## Task brief
Below are the records; locate each line with the word "актов" and copy it.

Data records
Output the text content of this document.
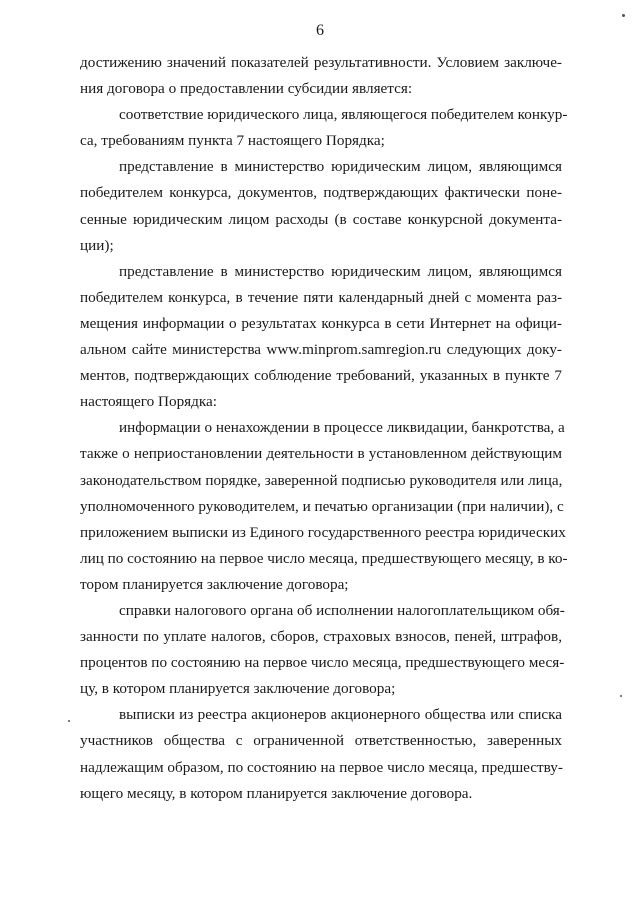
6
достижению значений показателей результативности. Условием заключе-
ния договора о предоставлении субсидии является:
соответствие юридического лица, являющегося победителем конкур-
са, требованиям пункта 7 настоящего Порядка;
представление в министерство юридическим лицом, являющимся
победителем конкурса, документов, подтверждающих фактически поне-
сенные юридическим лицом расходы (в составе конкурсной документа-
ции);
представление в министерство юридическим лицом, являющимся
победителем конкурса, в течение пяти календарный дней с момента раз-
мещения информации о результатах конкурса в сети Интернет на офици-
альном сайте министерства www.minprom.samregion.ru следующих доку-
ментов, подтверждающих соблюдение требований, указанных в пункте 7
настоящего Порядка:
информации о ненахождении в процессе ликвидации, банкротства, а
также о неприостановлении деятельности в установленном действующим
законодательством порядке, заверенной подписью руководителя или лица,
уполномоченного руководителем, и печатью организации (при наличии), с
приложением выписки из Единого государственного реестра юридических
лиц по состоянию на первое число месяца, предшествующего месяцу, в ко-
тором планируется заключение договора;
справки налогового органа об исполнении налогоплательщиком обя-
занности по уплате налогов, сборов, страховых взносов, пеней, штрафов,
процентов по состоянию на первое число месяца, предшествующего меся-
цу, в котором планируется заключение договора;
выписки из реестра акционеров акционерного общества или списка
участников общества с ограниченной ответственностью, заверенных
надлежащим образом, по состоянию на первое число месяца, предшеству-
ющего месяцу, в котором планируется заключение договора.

...

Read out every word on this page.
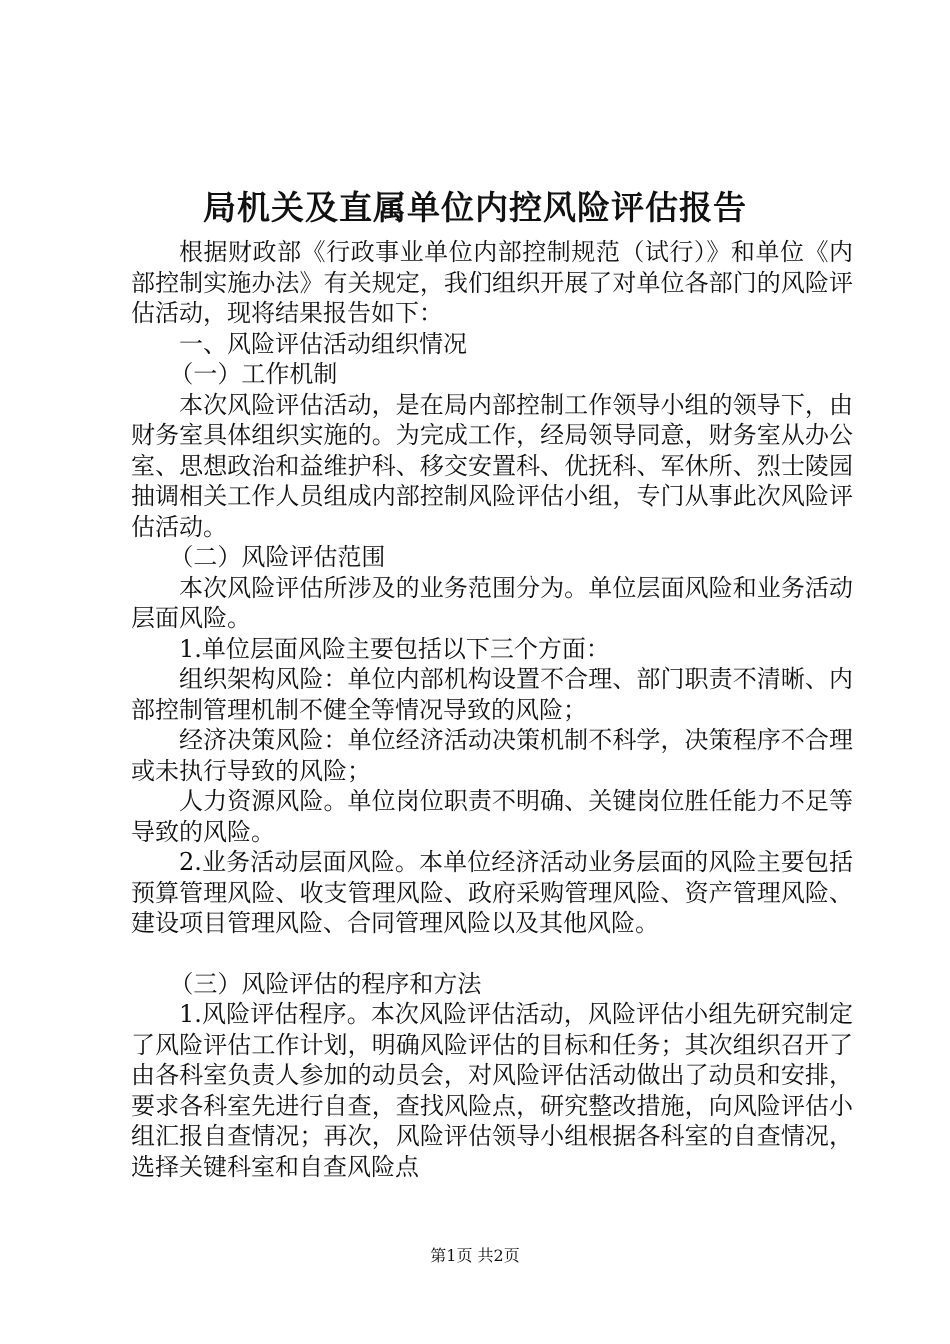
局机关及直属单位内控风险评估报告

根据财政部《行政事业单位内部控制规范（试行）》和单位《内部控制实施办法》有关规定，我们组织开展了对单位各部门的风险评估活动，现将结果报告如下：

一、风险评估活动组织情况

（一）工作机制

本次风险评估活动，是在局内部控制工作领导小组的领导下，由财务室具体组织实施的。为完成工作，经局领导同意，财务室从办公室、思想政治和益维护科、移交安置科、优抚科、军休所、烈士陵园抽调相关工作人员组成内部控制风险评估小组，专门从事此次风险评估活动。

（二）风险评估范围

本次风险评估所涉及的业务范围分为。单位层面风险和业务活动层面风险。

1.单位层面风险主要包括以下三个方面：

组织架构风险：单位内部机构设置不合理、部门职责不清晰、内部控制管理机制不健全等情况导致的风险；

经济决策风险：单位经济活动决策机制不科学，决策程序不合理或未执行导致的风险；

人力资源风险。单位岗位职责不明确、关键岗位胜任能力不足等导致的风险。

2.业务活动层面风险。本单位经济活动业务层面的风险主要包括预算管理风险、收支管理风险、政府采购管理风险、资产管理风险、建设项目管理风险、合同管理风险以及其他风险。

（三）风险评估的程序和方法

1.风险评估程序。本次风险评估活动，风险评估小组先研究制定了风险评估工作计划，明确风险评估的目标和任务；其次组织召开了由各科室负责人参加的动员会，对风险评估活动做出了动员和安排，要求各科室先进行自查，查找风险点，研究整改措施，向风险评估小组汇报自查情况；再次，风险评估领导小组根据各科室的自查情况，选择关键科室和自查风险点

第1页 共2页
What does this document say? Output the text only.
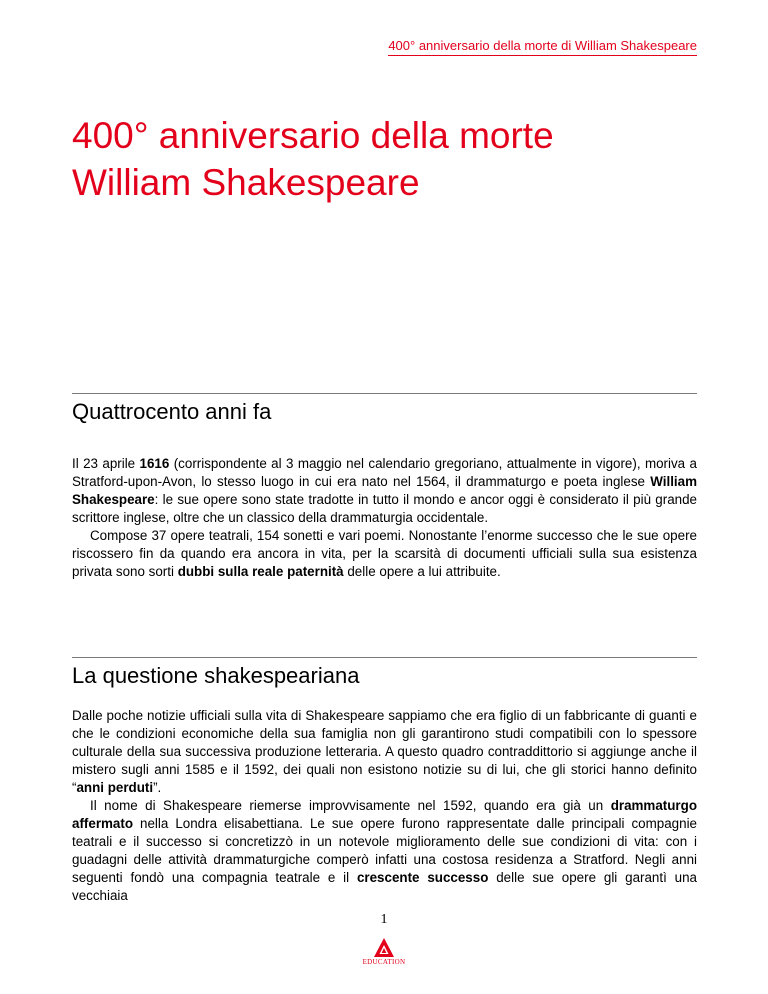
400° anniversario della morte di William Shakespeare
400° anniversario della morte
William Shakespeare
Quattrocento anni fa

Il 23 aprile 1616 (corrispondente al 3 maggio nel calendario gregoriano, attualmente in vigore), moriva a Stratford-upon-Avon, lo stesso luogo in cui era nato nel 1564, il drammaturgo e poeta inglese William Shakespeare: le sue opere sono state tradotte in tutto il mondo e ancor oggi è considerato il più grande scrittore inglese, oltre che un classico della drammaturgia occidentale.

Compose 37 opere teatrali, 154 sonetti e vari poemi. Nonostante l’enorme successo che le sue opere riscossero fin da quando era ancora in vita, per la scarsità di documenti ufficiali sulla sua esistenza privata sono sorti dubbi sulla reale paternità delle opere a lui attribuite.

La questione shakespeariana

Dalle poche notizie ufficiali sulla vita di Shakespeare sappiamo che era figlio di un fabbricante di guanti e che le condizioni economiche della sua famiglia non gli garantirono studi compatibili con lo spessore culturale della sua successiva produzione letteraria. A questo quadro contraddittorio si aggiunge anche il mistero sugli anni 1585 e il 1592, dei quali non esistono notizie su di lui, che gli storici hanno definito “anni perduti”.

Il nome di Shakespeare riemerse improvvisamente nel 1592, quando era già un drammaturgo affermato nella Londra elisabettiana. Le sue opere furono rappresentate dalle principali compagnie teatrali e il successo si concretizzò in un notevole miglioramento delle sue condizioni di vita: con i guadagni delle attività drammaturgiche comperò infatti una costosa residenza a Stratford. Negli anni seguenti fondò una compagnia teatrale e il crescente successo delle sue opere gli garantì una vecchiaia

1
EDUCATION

---

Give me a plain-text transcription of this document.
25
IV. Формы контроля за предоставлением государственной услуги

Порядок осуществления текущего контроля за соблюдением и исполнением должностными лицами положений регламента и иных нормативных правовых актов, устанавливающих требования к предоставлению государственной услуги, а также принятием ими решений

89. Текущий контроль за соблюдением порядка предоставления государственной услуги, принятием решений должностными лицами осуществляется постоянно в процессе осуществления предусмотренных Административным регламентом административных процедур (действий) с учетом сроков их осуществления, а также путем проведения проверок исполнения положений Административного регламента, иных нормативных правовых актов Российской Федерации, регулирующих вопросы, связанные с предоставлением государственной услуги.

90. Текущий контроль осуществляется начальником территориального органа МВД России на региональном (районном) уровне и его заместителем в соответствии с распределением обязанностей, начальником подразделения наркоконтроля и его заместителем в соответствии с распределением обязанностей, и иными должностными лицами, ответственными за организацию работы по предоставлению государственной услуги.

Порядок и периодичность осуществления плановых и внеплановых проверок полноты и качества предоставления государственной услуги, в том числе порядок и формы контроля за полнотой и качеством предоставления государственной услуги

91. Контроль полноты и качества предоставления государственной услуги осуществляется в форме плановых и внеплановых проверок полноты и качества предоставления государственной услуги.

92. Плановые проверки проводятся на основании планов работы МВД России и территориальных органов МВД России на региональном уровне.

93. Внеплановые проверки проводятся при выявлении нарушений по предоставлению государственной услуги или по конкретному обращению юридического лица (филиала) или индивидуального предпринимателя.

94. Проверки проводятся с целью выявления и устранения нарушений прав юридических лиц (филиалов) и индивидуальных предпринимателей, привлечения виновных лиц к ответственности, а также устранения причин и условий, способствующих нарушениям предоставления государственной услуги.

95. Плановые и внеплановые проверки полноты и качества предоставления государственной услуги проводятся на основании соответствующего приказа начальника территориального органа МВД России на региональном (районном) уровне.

## The answer
Порядок осуществления текущего контроля за соблюдением и исполнением должностными лицами положений регламента и иных нормативных правовых актов, устанавливающих требования к предоставлению государственной услуги, а также принятием ими решений
89. Текущий контроль за соблюдением порядка предоставления государственной услуги, принятием решений должностными лицами осуществляется постоянно в процессе осуществления предусмотренных Административным регламентом административных процедур (действий) с учетом сроков их осуществления, а также путем проведения проверок исполнения положений Административного регламента, иных нормативных правовых актов Российской Федерации, регулирующих вопросы, связанные с предоставлением государственной услуги.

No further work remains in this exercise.